## Exercise
Every line below that holds the string "sorte" should be copied out.

## Material shown
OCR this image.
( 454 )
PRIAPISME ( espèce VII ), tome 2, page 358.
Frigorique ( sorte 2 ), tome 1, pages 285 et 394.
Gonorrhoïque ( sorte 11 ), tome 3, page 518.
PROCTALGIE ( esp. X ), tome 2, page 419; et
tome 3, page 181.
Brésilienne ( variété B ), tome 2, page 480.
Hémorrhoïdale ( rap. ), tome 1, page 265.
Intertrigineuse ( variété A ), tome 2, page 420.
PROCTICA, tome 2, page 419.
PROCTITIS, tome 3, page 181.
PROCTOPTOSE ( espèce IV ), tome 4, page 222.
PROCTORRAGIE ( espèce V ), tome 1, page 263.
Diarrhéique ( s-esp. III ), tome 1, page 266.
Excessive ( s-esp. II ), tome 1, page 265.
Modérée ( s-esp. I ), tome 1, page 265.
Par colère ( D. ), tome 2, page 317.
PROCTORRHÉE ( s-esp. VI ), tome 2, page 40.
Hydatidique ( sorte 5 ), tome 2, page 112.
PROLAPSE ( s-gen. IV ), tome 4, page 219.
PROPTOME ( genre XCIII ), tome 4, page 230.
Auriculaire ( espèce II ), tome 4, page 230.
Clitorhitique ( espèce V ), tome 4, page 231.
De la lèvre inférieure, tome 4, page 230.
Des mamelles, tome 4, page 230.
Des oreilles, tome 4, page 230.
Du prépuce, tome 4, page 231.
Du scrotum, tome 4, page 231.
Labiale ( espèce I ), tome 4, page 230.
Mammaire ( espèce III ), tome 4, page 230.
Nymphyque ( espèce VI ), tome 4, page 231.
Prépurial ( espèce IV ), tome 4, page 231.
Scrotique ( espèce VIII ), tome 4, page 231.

## Result of this exercise
Frigorique ( sorte 2 ), tome 1, pages 285 et 394.
Gonorrhoïque ( sorte 11 ), tome 3, page 518.
Hydatidique ( sorte 5 ), tome 2, page 112.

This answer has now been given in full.